- Written problem -
Copy every line of the data that contains the string "reversal".

Records about charts and figures

==================================================

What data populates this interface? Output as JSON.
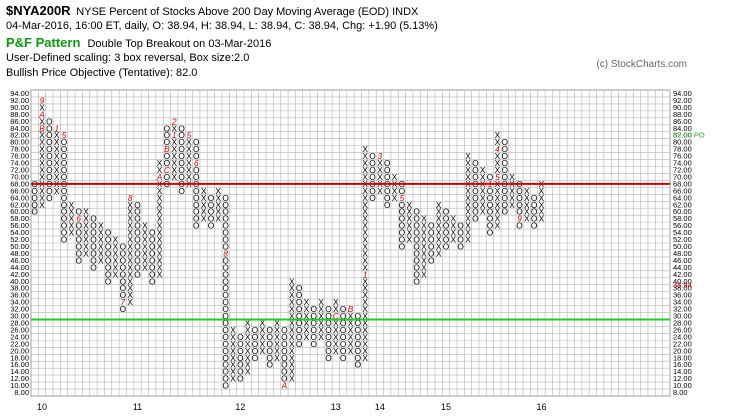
{
  "header": {
    "symbol": "$NYA200R",
    "description": "NYSE Percent of Stocks Above 200 Day Moving Average (EOD)  INDX",
    "quote": "04-Mar-2016, 16:00 ET, daily, O: 38.94, H: 38.94, L: 38.94, C: 38.94, Chg: +1.90 (5.13%)",
    "pattern_title": "P&F Pattern",
    "pattern_desc": "Double Top Breakout on 03-Mar-2016",
    "scaling": "User-Defined scaling: 3 box reversal, Box size:2.0",
    "objective": "Bullish Price Objective (Tentative): 82.0",
    "credit": "(c) StockCharts.com"
  },
  "colors": {
    "grid": "#b4b4b4",
    "resistance_line": "#cc0000",
    "support_line": "#22cc22",
    "month_marker": "#cc0000",
    "x_mark": "#000000",
    "o_mark": "#000000",
    "current_box": "#22aa22",
    "objective_label": "#22aa22",
    "price_label_red": "#cc0000"
  },
  "chart_data": {
    "type": "point-and-figure",
    "box_size": 2.0,
    "reversal": 3,
    "y_range": [
      8,
      94
    ],
    "y_ticks": [
      "94.00",
      "92.00",
      "90.00",
      "88.00",
      "86.00",
      "84.00",
      "82.00",
      "80.00",
      "78.00",
      "76.00",
      "74.00",
      "72.00",
      "70.00",
      "68.00",
      "66.00",
      "64.00",
      "62.00",
      "60.00",
      "58.00",
      "56.00",
      "54.00",
      "52.00",
      "50.00",
      "48.00",
      "46.00",
      "44.00",
      "42.00",
      "40.00",
      "38.00",
      "36.00",
      "34.00",
      "32.00",
      "30.00",
      "28.00",
      "26.00",
      "24.00",
      "22.00",
      "20.00",
      "18.00",
      "16.00",
      "14.00",
      "12.00",
      "10.00",
      "8.00"
    ],
    "x_labels": [
      {
        "label": "10",
        "column": 1
      },
      {
        "label": "11",
        "column": 14
      },
      {
        "label": "12",
        "column": 28
      },
      {
        "label": "13",
        "column": 41
      },
      {
        "label": "14",
        "column": 47
      },
      {
        "label": "15",
        "column": 56
      },
      {
        "label": "16",
        "column": 69
      }
    ],
    "resistance_level": 68,
    "support_level": 29,
    "current_price_label": "38.94",
    "objective_label": "82.00 PO",
    "columns": [
      {
        "type": "O",
        "low": 60,
        "high": 68
      },
      {
        "type": "X",
        "low": 62,
        "high": 92,
        "markers": [
          {
            "value": 92,
            "label": "9"
          },
          {
            "value": 88,
            "label": "A"
          },
          {
            "value": 84,
            "label": "B"
          }
        ]
      },
      {
        "type": "O",
        "low": 64,
        "high": 86
      },
      {
        "type": "X",
        "low": 66,
        "high": 84,
        "markers": [
          {
            "value": 84,
            "label": "1"
          }
        ]
      },
      {
        "type": "O",
        "low": 52,
        "high": 82,
        "markers": [
          {
            "value": 82,
            "label": "5"
          }
        ]
      },
      {
        "type": "X",
        "low": 54,
        "high": 62
      },
      {
        "type": "O",
        "low": 46,
        "high": 60,
        "markers": [
          {
            "value": 58,
            "label": "6"
          }
        ]
      },
      {
        "type": "X",
        "low": 48,
        "high": 60
      },
      {
        "type": "O",
        "low": 44,
        "high": 58
      },
      {
        "type": "X",
        "low": 46,
        "high": 56
      },
      {
        "type": "O",
        "low": 40,
        "high": 54
      },
      {
        "type": "X",
        "low": 42,
        "high": 52
      },
      {
        "type": "O",
        "low": 32,
        "high": 50,
        "markers": [
          {
            "value": 34,
            "label": "7"
          }
        ]
      },
      {
        "type": "X",
        "low": 34,
        "high": 64,
        "markers": [
          {
            "value": 64,
            "label": "8"
          }
        ]
      },
      {
        "type": "O",
        "low": 42,
        "high": 62
      },
      {
        "type": "X",
        "low": 44,
        "high": 56
      },
      {
        "type": "O",
        "low": 40,
        "high": 54
      },
      {
        "type": "X",
        "low": 42,
        "high": 74,
        "markers": [
          {
            "value": 70,
            "label": "A"
          }
        ]
      },
      {
        "type": "O",
        "low": 68,
        "high": 84,
        "markers": [
          {
            "value": 78,
            "label": "B"
          },
          {
            "value": 72,
            "label": "C"
          }
        ]
      },
      {
        "type": "X",
        "low": 70,
        "high": 86,
        "markers": [
          {
            "value": 86,
            "label": "2"
          },
          {
            "value": 82,
            "label": "1"
          }
        ]
      },
      {
        "type": "O",
        "low": 66,
        "high": 84
      },
      {
        "type": "X",
        "low": 68,
        "high": 82,
        "markers": [
          {
            "value": 82,
            "label": "5"
          }
        ]
      },
      {
        "type": "O",
        "low": 56,
        "high": 80,
        "markers": [
          {
            "value": 74,
            "label": "6"
          }
        ]
      },
      {
        "type": "X",
        "low": 58,
        "high": 66
      },
      {
        "type": "O",
        "low": 56,
        "high": 64
      },
      {
        "type": "X",
        "low": 58,
        "high": 66
      },
      {
        "type": "O",
        "low": 10,
        "high": 64,
        "markers": [
          {
            "value": 48,
            "label": "8"
          }
        ]
      },
      {
        "type": "X",
        "low": 12,
        "high": 26
      },
      {
        "type": "O",
        "low": 12,
        "high": 24
      },
      {
        "type": "X",
        "low": 14,
        "high": 28
      },
      {
        "type": "O",
        "low": 18,
        "high": 26
      },
      {
        "type": "X",
        "low": 20,
        "high": 28
      },
      {
        "type": "O",
        "low": 16,
        "high": 26
      },
      {
        "type": "X",
        "low": 18,
        "high": 28
      },
      {
        "type": "O",
        "low": 10,
        "high": 26,
        "markers": [
          {
            "value": 10,
            "label": "A"
          }
        ]
      },
      {
        "type": "X",
        "low": 12,
        "high": 40
      },
      {
        "type": "O",
        "low": 22,
        "high": 38
      },
      {
        "type": "X",
        "low": 24,
        "high": 34
      },
      {
        "type": "O",
        "low": 22,
        "high": 32
      },
      {
        "type": "X",
        "low": 24,
        "high": 34
      },
      {
        "type": "O",
        "low": 18,
        "high": 32
      },
      {
        "type": "X",
        "low": 20,
        "high": 34,
        "markers": [
          {
            "value": 30,
            "label": "C"
          }
        ]
      },
      {
        "type": "O",
        "low": 18,
        "high": 32
      },
      {
        "type": "X",
        "low": 20,
        "high": 32,
        "markers": [
          {
            "value": 32,
            "label": "B"
          }
        ]
      },
      {
        "type": "O",
        "low": 16,
        "high": 30
      },
      {
        "type": "X",
        "low": 18,
        "high": 78,
        "markers": [
          {
            "value": 42,
            "label": "1"
          }
        ]
      },
      {
        "type": "O",
        "low": 64,
        "high": 76
      },
      {
        "type": "X",
        "low": 66,
        "high": 76,
        "markers": [
          {
            "value": 76,
            "label": "3"
          }
        ]
      },
      {
        "type": "O",
        "low": 62,
        "high": 74
      },
      {
        "type": "X",
        "low": 64,
        "high": 70
      },
      {
        "type": "O",
        "low": 50,
        "high": 68,
        "markers": [
          {
            "value": 64,
            "label": "5"
          }
        ]
      },
      {
        "type": "X",
        "low": 52,
        "high": 62
      },
      {
        "type": "O",
        "low": 40,
        "high": 60
      },
      {
        "type": "X",
        "low": 42,
        "high": 58
      },
      {
        "type": "O",
        "low": 46,
        "high": 56
      },
      {
        "type": "X",
        "low": 48,
        "high": 62
      },
      {
        "type": "O",
        "low": 50,
        "high": 60
      },
      {
        "type": "X",
        "low": 52,
        "high": 58
      },
      {
        "type": "O",
        "low": 50,
        "high": 56
      },
      {
        "type": "X",
        "low": 52,
        "high": 76
      },
      {
        "type": "O",
        "low": 58,
        "high": 74
      },
      {
        "type": "X",
        "low": 60,
        "high": 72
      },
      {
        "type": "O",
        "low": 54,
        "high": 70,
        "markers": [
          {
            "value": 68,
            "label": "1"
          }
        ]
      },
      {
        "type": "X",
        "low": 56,
        "high": 82,
        "markers": [
          {
            "value": 78,
            "label": "4"
          },
          {
            "value": 70,
            "label": "5"
          }
        ]
      },
      {
        "type": "O",
        "low": 60,
        "high": 80
      },
      {
        "type": "X",
        "low": 62,
        "high": 70
      },
      {
        "type": "O",
        "low": 56,
        "high": 68,
        "markers": [
          {
            "value": 58,
            "label": "9"
          }
        ]
      },
      {
        "type": "X",
        "low": 58,
        "high": 66
      },
      {
        "type": "O",
        "low": 56,
        "high": 64
      },
      {
        "type": "X",
        "low": 58,
        "high": 68
      }
    ]
  }
}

==================================================

- Finished task -
    "scaling": "User-Defined scaling: 3 box reversal, Box size:2.0",
    "reversal": 3,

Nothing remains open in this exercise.